** START OF Task input **

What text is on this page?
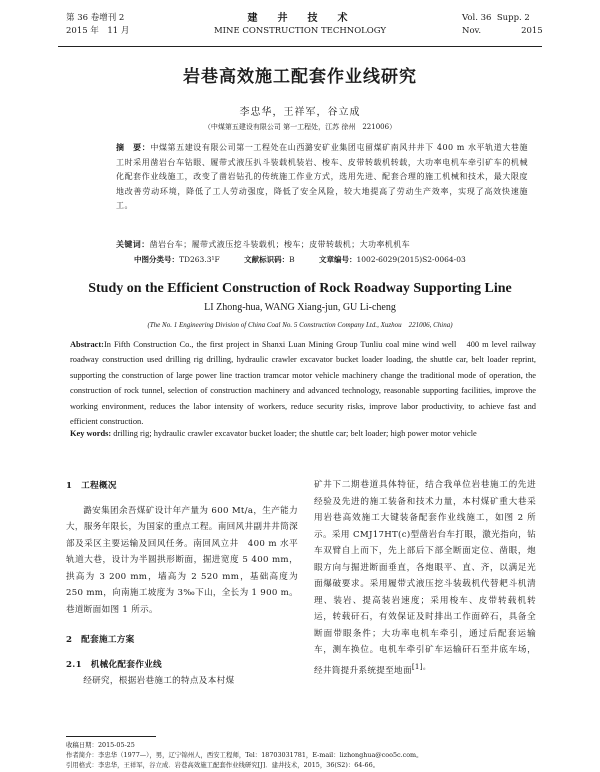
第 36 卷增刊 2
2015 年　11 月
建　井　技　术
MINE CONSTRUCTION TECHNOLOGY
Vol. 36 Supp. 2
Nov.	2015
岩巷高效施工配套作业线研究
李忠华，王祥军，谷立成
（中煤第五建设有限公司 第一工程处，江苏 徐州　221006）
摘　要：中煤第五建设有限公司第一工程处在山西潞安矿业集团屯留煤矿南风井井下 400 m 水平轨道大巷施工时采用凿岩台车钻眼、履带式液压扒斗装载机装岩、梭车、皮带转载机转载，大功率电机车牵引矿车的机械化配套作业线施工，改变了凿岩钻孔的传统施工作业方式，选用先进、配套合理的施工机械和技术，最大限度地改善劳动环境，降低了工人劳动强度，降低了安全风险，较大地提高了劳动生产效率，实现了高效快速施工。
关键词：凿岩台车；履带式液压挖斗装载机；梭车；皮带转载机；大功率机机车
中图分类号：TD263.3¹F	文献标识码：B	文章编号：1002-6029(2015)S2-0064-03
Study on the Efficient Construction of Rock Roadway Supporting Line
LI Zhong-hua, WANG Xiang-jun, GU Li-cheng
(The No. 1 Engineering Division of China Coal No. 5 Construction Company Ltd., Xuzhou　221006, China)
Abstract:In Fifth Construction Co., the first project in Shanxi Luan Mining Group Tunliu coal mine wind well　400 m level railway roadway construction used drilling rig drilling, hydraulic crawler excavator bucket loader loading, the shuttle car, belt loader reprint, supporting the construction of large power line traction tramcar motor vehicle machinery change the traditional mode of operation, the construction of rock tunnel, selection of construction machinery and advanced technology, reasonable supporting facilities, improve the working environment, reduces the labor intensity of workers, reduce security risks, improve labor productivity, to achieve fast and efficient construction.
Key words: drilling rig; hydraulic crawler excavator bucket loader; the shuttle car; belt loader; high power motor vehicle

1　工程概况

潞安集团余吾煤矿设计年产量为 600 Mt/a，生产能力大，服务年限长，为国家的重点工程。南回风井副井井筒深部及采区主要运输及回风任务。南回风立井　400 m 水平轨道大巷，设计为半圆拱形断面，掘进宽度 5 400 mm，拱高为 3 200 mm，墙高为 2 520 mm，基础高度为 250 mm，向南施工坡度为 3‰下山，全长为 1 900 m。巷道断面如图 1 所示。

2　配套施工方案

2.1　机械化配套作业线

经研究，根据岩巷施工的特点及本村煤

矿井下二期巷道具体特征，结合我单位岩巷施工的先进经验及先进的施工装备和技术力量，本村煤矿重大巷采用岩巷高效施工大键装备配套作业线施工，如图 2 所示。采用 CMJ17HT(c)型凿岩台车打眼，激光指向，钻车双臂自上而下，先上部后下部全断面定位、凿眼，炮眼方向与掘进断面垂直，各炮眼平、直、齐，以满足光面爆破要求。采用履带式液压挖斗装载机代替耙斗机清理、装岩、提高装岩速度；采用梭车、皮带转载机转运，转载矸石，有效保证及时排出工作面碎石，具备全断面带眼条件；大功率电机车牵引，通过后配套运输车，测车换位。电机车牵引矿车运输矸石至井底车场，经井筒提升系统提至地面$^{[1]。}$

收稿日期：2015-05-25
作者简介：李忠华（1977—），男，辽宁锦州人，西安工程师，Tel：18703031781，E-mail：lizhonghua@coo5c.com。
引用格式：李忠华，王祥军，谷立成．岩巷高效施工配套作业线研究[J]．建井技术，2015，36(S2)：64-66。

** END OF Task input **
** START OF Task input **

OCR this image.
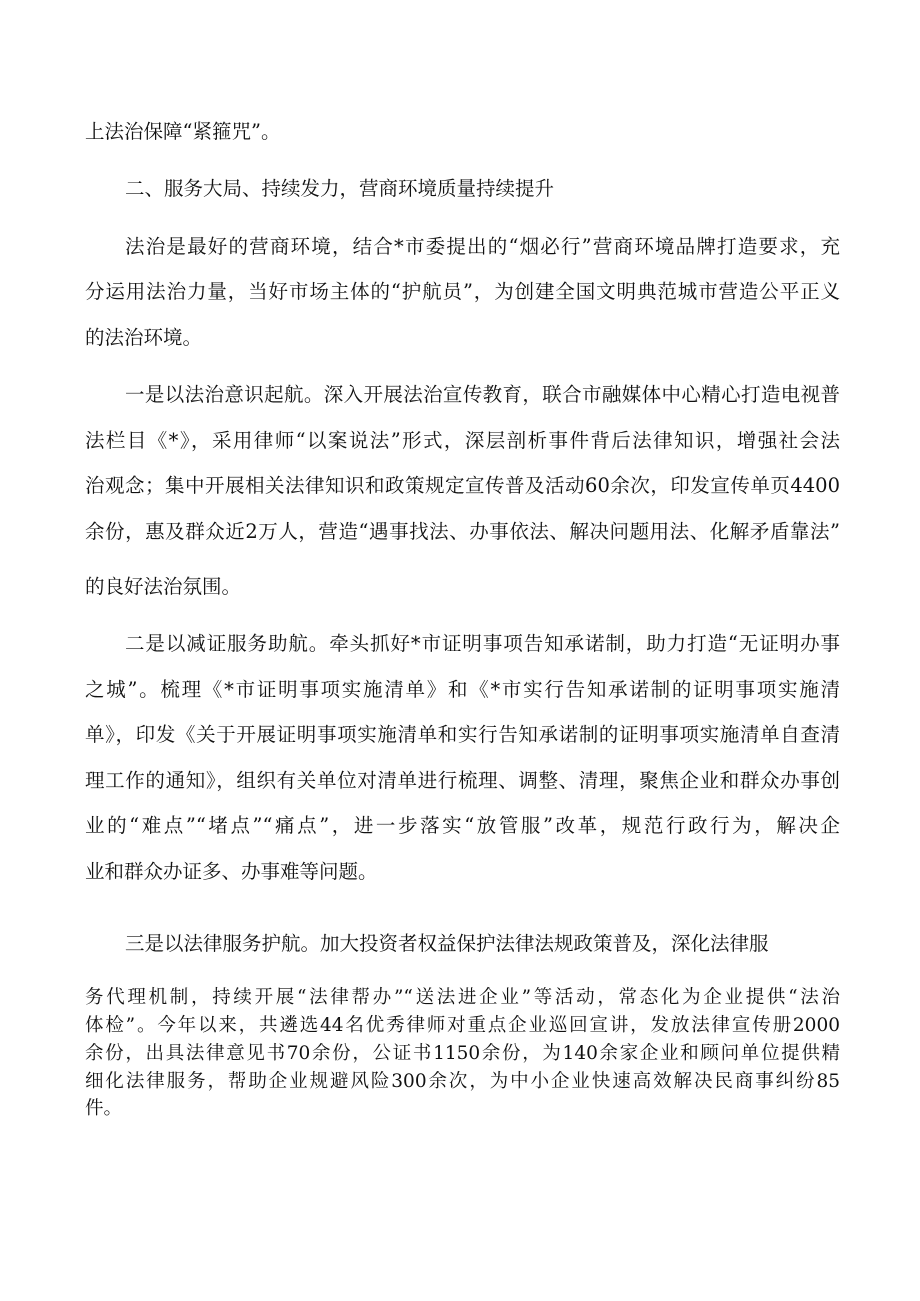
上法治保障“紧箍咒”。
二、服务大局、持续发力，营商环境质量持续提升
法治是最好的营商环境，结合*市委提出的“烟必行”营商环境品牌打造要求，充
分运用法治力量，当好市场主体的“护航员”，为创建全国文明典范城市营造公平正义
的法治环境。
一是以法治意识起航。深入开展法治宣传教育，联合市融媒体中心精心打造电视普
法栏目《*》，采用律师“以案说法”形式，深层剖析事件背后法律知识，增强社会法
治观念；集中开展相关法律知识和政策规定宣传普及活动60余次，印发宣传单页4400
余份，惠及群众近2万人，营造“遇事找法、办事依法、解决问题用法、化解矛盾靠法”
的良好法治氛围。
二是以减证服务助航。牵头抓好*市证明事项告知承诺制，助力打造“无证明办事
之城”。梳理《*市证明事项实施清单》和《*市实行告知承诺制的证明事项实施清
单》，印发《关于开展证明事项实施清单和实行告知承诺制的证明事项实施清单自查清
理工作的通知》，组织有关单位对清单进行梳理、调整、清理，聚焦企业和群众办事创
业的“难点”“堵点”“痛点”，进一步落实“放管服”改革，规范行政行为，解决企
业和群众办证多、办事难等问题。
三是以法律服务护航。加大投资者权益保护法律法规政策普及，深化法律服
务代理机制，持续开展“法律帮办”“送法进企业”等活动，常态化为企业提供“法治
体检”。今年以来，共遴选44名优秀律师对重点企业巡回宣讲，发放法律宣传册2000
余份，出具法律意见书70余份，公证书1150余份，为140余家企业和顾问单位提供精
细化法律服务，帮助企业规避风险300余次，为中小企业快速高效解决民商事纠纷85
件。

** END OF Task input **
** START OF Task input **

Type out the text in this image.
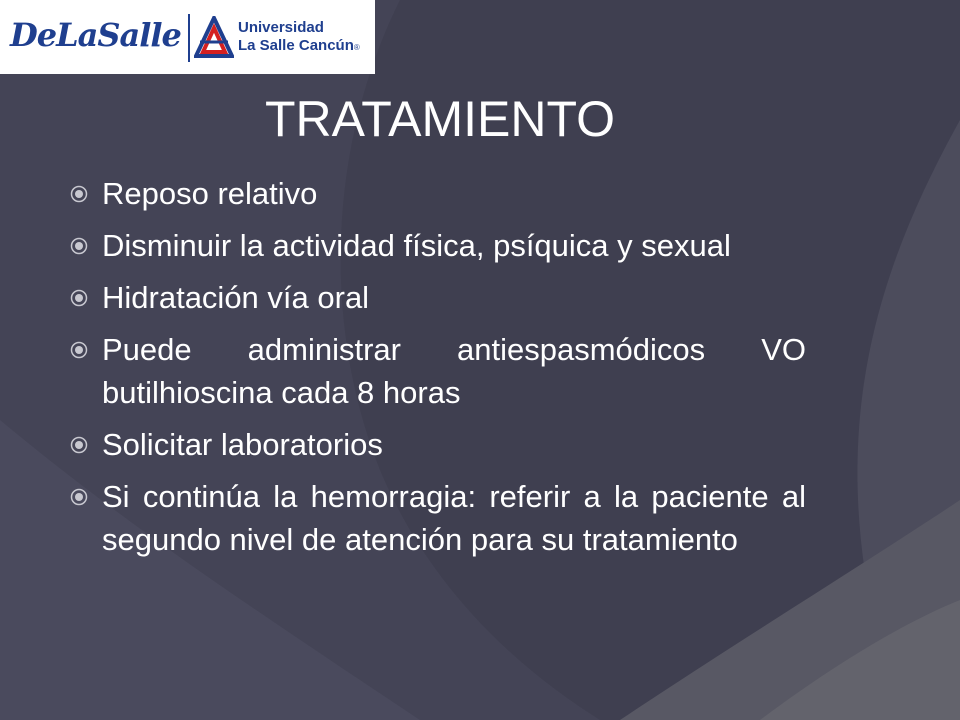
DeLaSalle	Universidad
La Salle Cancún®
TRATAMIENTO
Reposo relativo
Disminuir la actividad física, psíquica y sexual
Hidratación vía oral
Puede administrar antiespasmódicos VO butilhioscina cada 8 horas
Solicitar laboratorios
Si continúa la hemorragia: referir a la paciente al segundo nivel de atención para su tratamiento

** END OF Task input **

▶ Task objective
Going through the records above, state how many lines carry "drilling", with no other text.

▶ Solution to this problem
2